• _Some records_
----

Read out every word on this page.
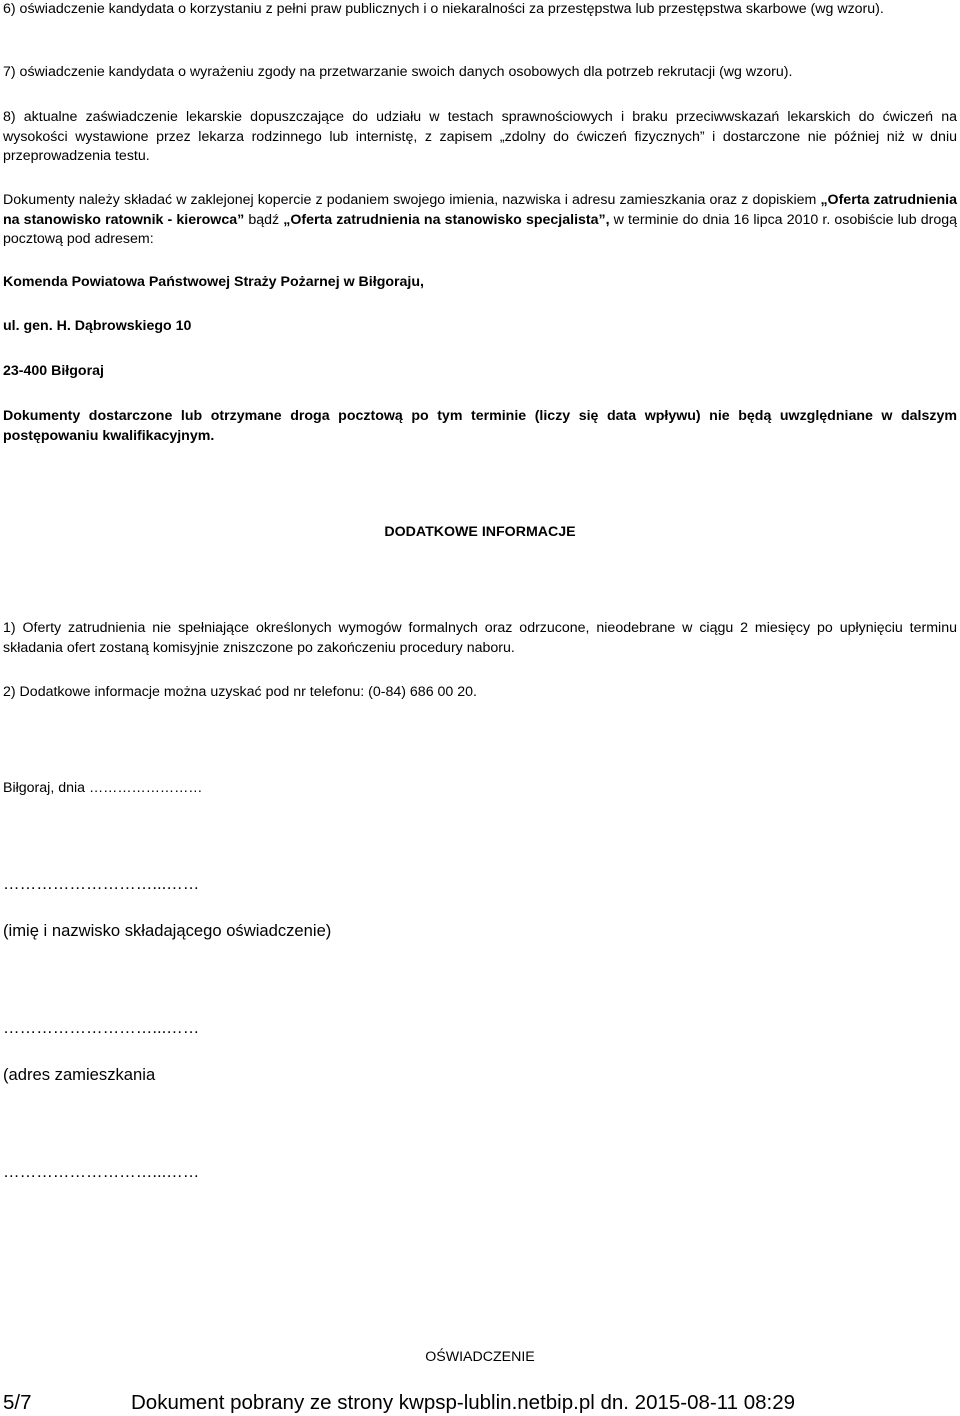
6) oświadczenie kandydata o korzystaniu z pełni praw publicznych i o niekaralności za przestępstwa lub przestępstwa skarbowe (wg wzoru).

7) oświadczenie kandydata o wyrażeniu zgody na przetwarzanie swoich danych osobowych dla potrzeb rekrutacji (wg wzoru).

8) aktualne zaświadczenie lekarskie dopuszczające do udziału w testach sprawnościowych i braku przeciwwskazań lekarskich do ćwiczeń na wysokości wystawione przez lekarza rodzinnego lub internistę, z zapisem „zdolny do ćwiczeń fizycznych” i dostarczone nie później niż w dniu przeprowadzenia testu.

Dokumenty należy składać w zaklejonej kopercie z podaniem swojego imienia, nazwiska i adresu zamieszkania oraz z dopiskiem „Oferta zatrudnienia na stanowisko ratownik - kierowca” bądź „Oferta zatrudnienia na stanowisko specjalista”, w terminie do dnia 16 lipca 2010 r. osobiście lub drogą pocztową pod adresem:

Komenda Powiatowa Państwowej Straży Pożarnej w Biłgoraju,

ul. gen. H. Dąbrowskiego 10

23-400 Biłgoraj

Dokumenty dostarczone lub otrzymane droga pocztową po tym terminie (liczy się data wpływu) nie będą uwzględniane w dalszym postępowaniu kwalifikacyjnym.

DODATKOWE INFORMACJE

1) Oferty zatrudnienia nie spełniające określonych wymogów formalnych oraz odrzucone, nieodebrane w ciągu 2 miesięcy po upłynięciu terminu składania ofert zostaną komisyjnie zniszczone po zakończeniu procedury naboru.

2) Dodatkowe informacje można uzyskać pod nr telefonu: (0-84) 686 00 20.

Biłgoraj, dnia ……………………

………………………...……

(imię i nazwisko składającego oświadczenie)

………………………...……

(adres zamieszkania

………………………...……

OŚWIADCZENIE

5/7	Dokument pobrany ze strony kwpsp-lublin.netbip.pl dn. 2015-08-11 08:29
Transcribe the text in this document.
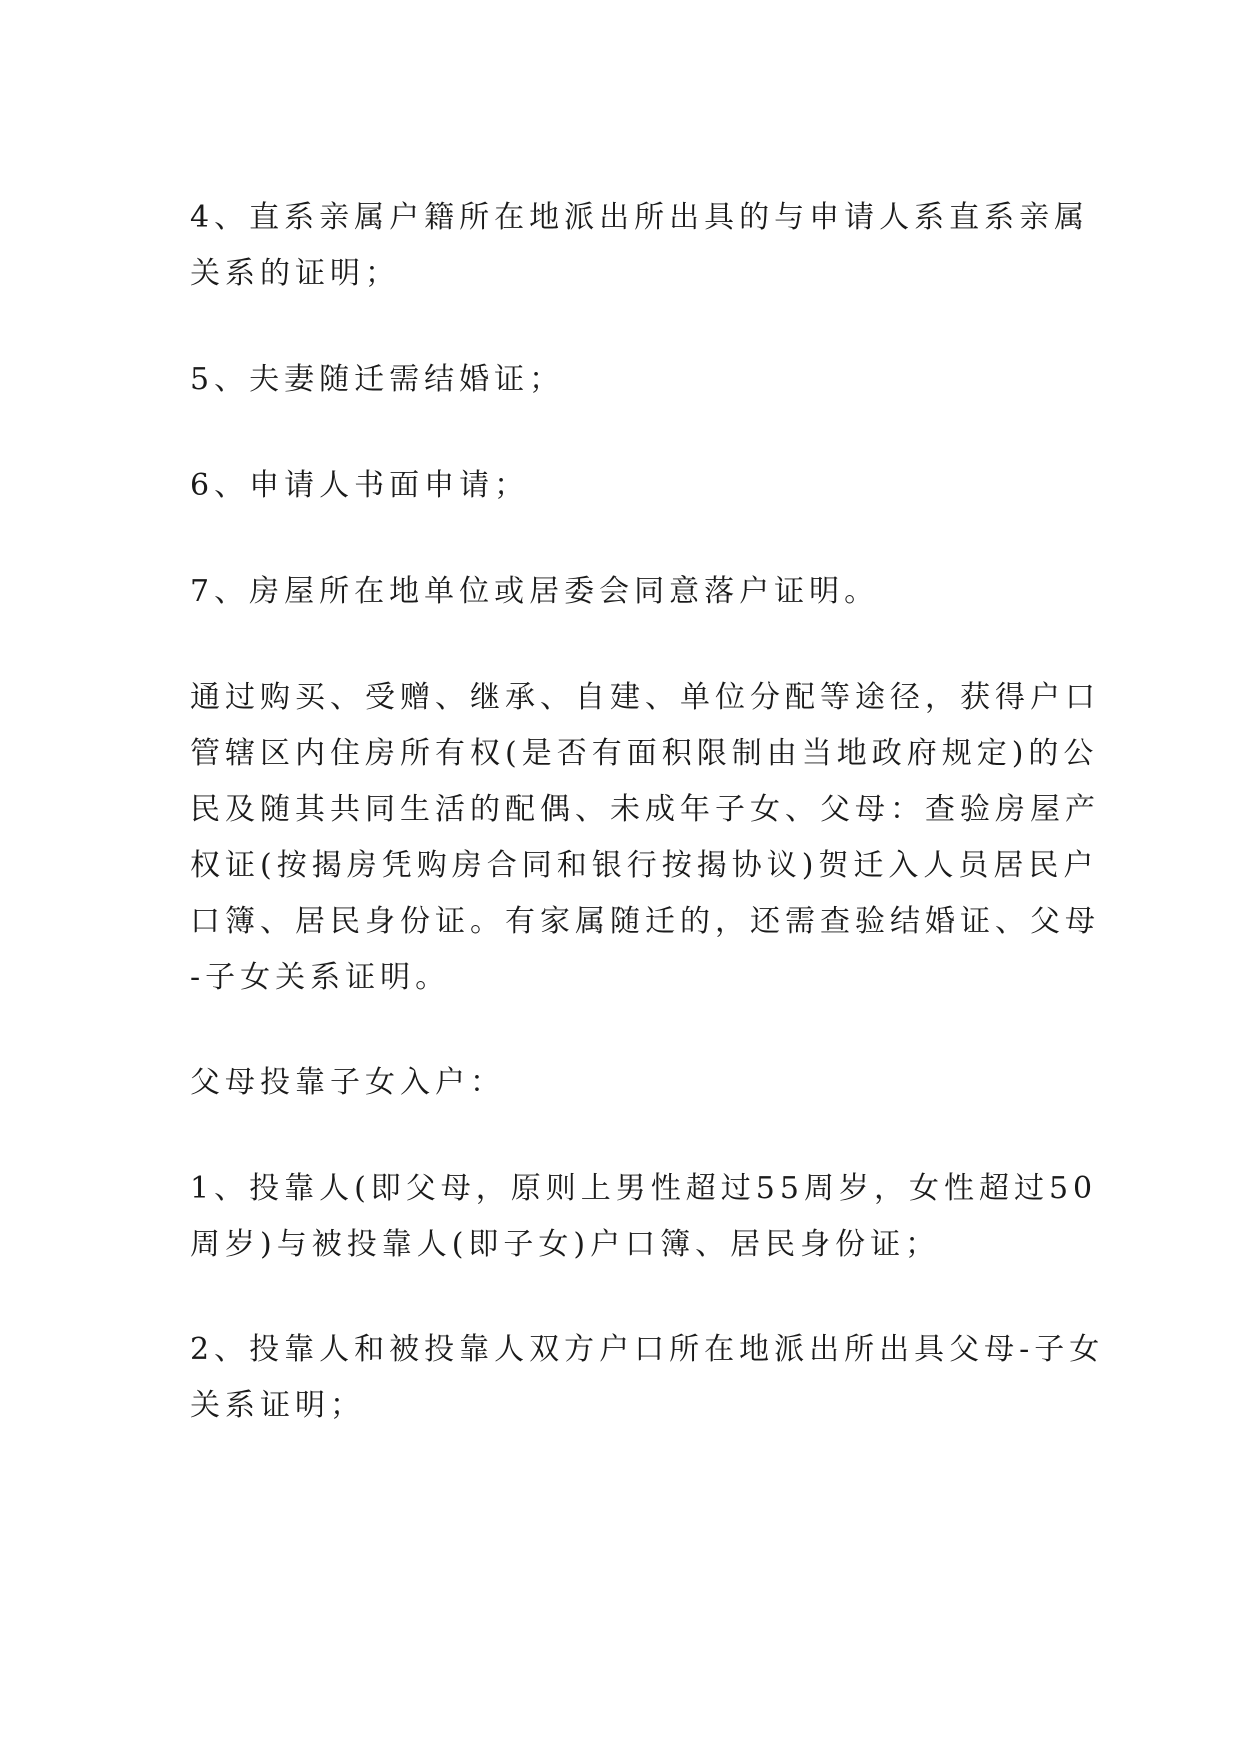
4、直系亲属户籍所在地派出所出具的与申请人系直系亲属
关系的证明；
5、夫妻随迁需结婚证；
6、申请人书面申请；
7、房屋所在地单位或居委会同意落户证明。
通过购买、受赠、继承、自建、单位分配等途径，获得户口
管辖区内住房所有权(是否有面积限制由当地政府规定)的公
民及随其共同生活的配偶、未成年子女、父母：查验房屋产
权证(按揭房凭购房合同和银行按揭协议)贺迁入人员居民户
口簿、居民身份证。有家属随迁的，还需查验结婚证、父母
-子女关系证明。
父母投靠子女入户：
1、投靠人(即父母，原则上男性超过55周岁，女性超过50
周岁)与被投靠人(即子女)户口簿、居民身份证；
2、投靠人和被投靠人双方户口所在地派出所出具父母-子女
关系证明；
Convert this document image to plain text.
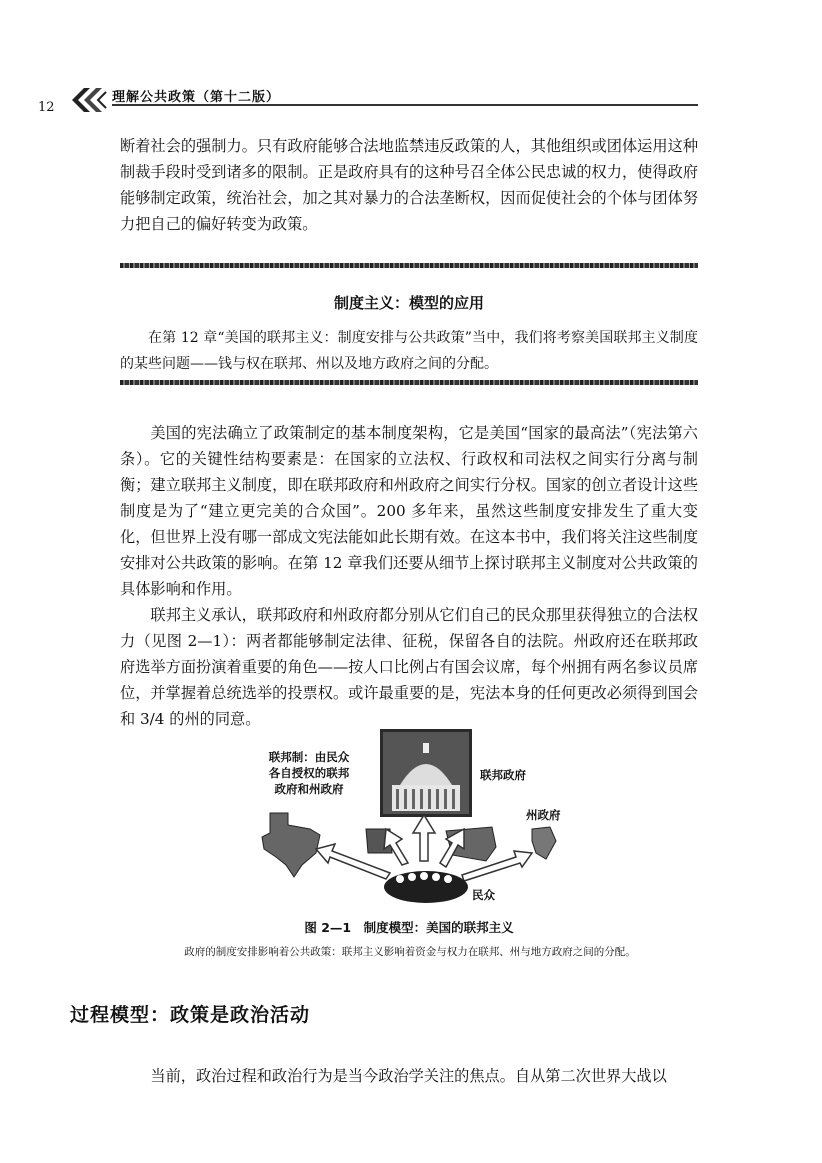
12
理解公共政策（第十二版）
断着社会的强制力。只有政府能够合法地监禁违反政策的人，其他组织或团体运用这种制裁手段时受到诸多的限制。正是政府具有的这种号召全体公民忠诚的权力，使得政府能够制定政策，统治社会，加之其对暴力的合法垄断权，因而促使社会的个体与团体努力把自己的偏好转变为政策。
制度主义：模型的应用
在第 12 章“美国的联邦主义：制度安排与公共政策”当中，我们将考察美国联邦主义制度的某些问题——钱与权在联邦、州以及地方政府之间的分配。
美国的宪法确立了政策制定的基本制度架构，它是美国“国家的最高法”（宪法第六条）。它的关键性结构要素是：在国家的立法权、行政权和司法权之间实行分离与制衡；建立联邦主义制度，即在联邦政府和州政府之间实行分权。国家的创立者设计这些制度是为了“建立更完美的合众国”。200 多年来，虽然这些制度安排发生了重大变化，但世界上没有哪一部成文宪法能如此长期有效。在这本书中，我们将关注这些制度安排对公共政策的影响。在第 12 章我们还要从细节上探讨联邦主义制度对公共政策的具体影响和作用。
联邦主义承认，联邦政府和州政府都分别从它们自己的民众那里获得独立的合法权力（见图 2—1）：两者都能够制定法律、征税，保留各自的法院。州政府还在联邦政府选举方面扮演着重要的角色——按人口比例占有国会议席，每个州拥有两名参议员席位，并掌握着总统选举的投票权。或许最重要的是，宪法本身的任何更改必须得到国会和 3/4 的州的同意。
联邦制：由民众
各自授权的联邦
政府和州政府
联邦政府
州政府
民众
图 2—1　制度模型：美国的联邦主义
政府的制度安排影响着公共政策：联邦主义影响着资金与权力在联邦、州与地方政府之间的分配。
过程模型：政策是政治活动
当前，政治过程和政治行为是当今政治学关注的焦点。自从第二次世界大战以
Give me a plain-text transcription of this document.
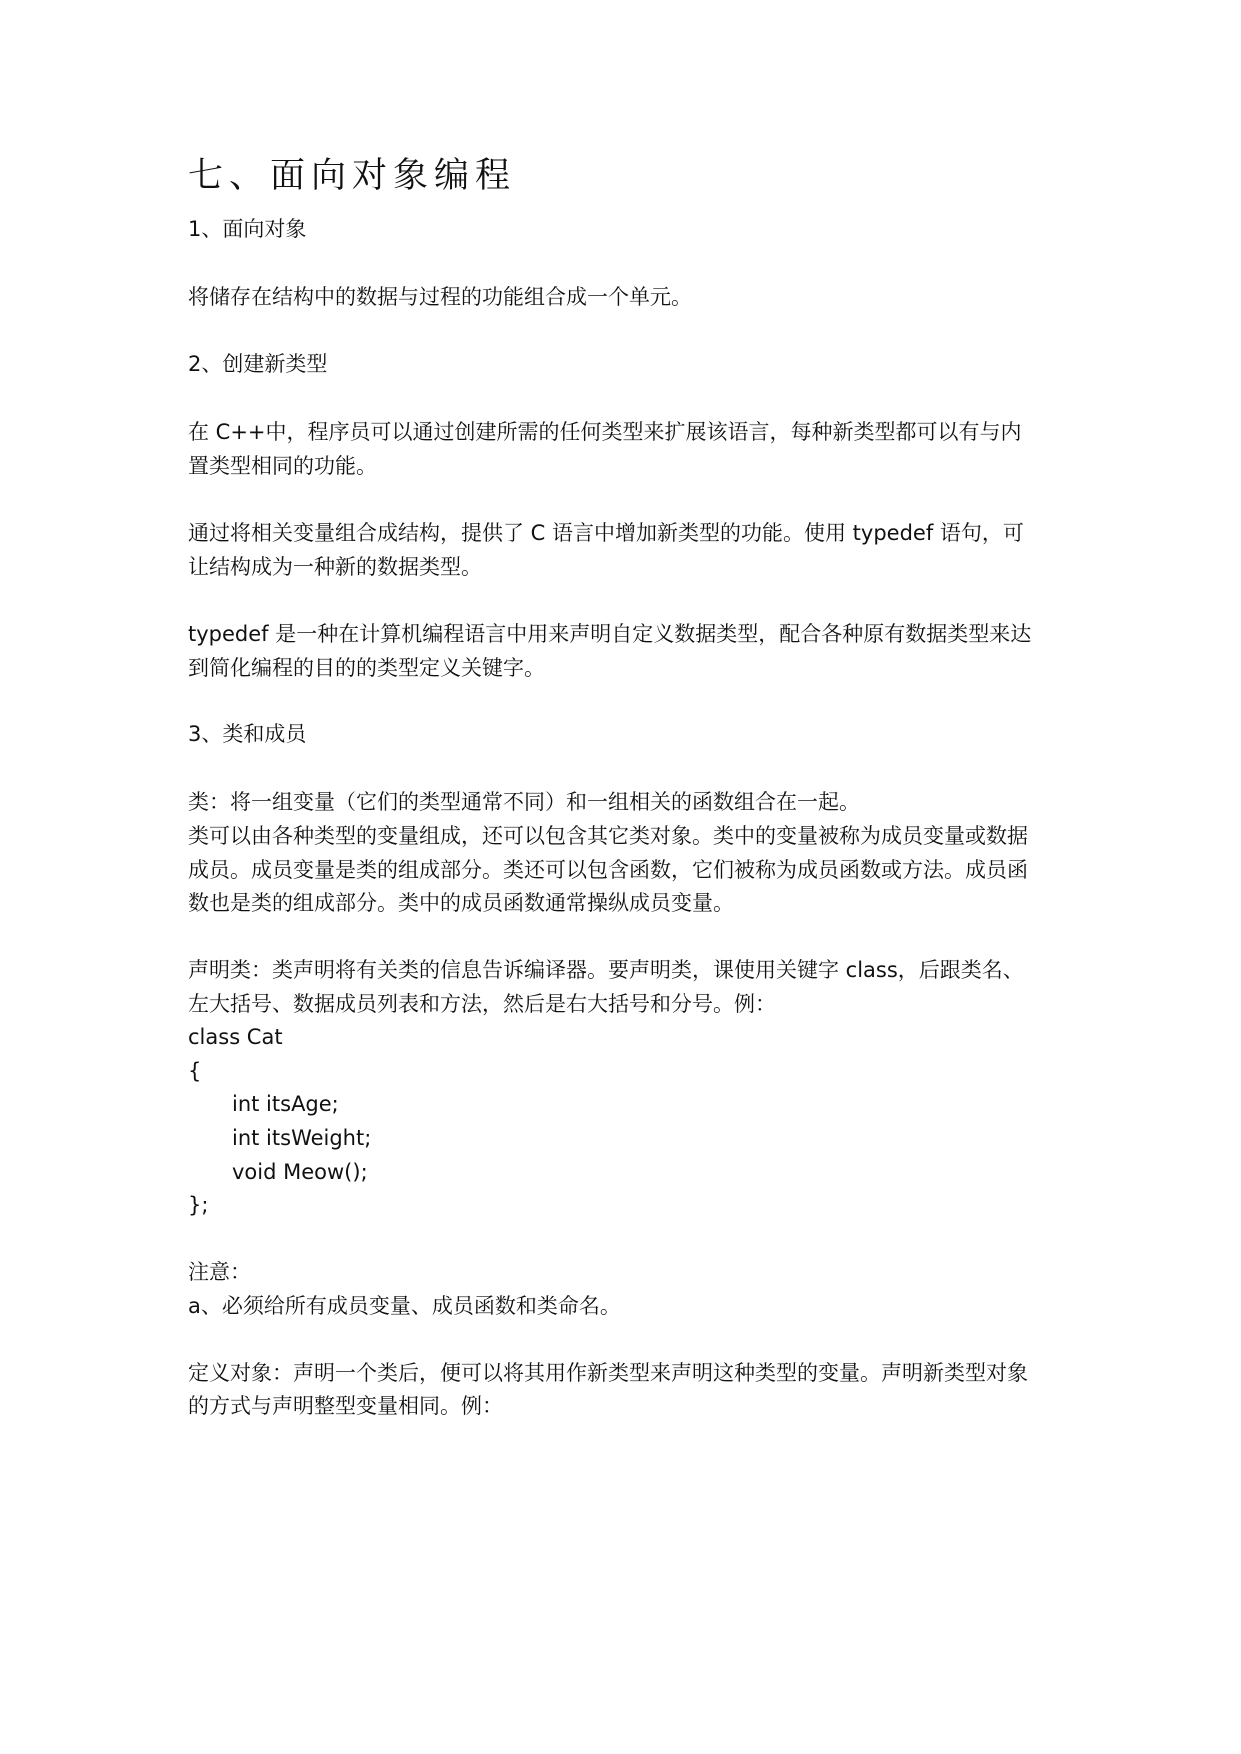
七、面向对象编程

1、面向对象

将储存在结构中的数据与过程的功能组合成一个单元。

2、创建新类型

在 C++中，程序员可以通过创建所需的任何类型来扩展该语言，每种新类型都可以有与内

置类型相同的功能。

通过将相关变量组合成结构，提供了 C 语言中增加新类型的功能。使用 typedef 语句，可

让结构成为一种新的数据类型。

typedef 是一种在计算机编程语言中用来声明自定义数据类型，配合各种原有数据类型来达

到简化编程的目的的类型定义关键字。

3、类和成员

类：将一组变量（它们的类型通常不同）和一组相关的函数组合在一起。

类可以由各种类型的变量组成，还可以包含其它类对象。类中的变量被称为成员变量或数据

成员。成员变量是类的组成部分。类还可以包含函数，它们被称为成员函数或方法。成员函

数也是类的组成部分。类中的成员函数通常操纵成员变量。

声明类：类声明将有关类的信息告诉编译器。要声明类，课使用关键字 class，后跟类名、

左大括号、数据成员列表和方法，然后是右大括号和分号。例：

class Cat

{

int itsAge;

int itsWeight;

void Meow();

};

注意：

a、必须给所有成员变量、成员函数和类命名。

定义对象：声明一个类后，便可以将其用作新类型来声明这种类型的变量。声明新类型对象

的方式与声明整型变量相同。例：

----

Transcribe the listing in full and omit the pictures.

• _EXERCISE RESPONSE_
Read out every word on this page.
6) oświadczenie kandydata o korzystaniu z pełni praw publicznych i o niekaralności za przestępstwa lub przestępstwa skarbowe (wg wzoru).

7) oświadczenie kandydata o wyrażeniu zgody na przetwarzanie swoich danych osobowych dla potrzeb rekrutacji (wg wzoru).

8) aktualne zaświadczenie lekarskie dopuszczające do udziału w testach sprawnościowych i braku przeciwwskazań lekarskich do ćwiczeń na wysokości wystawione przez lekarza rodzinnego lub internistę, z zapisem „zdolny do ćwiczeń fizycznych” i dostarczone nie później niż w dniu przeprowadzenia testu.

Dokumenty należy składać w zaklejonej kopercie z podaniem swojego imienia, nazwiska i adresu zamieszkania oraz z dopiskiem „Oferta zatrudnienia na stanowisko ratownik - kierowca” bądź „Oferta zatrudnienia na stanowisko specjalista”, w terminie do dnia 16 lipca 2010 r. osobiście lub drogą pocztową pod adresem:

Komenda Powiatowa Państwowej Straży Pożarnej w Biłgoraju,

ul. gen. H. Dąbrowskiego 10

23-400 Biłgoraj

Dokumenty dostarczone lub otrzymane droga pocztową po tym terminie (liczy się data wpływu) nie będą uwzględniane w dalszym postępowaniu kwalifikacyjnym.

DODATKOWE INFORMACJE

1) Oferty zatrudnienia nie spełniające określonych wymogów formalnych oraz odrzucone, nieodebrane w ciągu 2 miesięcy po upłynięciu terminu składania ofert zostaną komisyjnie zniszczone po zakończeniu procedury naboru.

2) Dodatkowe informacje można uzyskać pod nr telefonu: (0-84) 686 00 20.

Biłgoraj, dnia ……………………

………………………...……

(imię i nazwisko składającego oświadczenie)

………………………...……

(adres zamieszkania

………………………...……

OŚWIADCZENIE

5/7	Dokument pobrany ze strony kwpsp-lublin.netbip.pl dn. 2015-08-11 08:29
Transcribe the text in this document.
4、直系亲属户籍所在地派出所出具的与申请人系直系亲属
关系的证明；
5、夫妻随迁需结婚证；
6、申请人书面申请；
7、房屋所在地单位或居委会同意落户证明。
通过购买、受赠、继承、自建、单位分配等途径，获得户口
管辖区内住房所有权(是否有面积限制由当地政府规定)的公
民及随其共同生活的配偶、未成年子女、父母：查验房屋产
权证(按揭房凭购房合同和银行按揭协议)贺迁入人员居民户
口簿、居民身份证。有家属随迁的，还需查验结婚证、父母
-子女关系证明。
父母投靠子女入户：
1、投靠人(即父母，原则上男性超过55周岁，女性超过50
周岁)与被投靠人(即子女)户口簿、居民身份证；
2、投靠人和被投靠人双方户口所在地派出所出具父母-子女
关系证明；
Convert this document image to plain text.
12
理解公共政策（第十二版）
断着社会的强制力。只有政府能够合法地监禁违反政策的人，其他组织或团体运用这种制裁手段时受到诸多的限制。正是政府具有的这种号召全体公民忠诚的权力，使得政府能够制定政策，统治社会，加之其对暴力的合法垄断权，因而促使社会的个体与团体努力把自己的偏好转变为政策。
制度主义：模型的应用
在第 12 章“美国的联邦主义：制度安排与公共政策”当中，我们将考察美国联邦主义制度的某些问题——钱与权在联邦、州以及地方政府之间的分配。
美国的宪法确立了政策制定的基本制度架构，它是美国“国家的最高法”（宪法第六条）。它的关键性结构要素是：在国家的立法权、行政权和司法权之间实行分离与制衡；建立联邦主义制度，即在联邦政府和州政府之间实行分权。国家的创立者设计这些制度是为了“建立更完美的合众国”。200 多年来，虽然这些制度安排发生了重大变化，但世界上没有哪一部成文宪法能如此长期有效。在这本书中，我们将关注这些制度安排对公共政策的影响。在第 12 章我们还要从细节上探讨联邦主义制度对公共政策的具体影响和作用。
联邦主义承认，联邦政府和州政府都分别从它们自己的民众那里获得独立的合法权力（见图 2—1）：两者都能够制定法律、征税，保留各自的法院。州政府还在联邦政府选举方面扮演着重要的角色——按人口比例占有国会议席，每个州拥有两名参议员席位，并掌握着总统选举的投票权。或许最重要的是，宪法本身的任何更改必须得到国会和 3/4 的州的同意。
联邦制：由民众
各自授权的联邦
政府和州政府
联邦政府
州政府
民众
图 2—1　制度模型：美国的联邦主义
政府的制度安排影响着公共政策：联邦主义影响着资金与权力在联邦、州与地方政府之间的分配。
过程模型：政策是政治活动
当前，政治过程和政治行为是当今政治学关注的焦点。自从第二次世界大战以
Give me a plain-text transcription of this document.
七、面向对象编程

1、面向对象

将储存在结构中的数据与过程的功能组合成一个单元。

2、创建新类型

在 C++中，程序员可以通过创建所需的任何类型来扩展该语言，每种新类型都可以有与内

置类型相同的功能。

通过将相关变量组合成结构，提供了 C 语言中增加新类型的功能。使用 typedef 语句，可

让结构成为一种新的数据类型。

typedef 是一种在计算机编程语言中用来声明自定义数据类型，配合各种原有数据类型来达

到简化编程的目的的类型定义关键字。

3、类和成员

类：将一组变量（它们的类型通常不同）和一组相关的函数组合在一起。

类可以由各种类型的变量组成，还可以包含其它类对象。类中的变量被称为成员变量或数据

成员。成员变量是类的组成部分。类还可以包含函数，它们被称为成员函数或方法。成员函

数也是类的组成部分。类中的成员函数通常操纵成员变量。

声明类：类声明将有关类的信息告诉编译器。要声明类，课使用关键字 class，后跟类名、

左大括号、数据成员列表和方法，然后是右大括号和分号。例：

class Cat

{

int itsAge;

int itsWeight;

void Meow();

};

注意：

a、必须给所有成员变量、成员函数和类命名。

定义对象：声明一个类后，便可以将其用作新类型来声明这种类型的变量。声明新类型对象

的方式与声明整型变量相同。例：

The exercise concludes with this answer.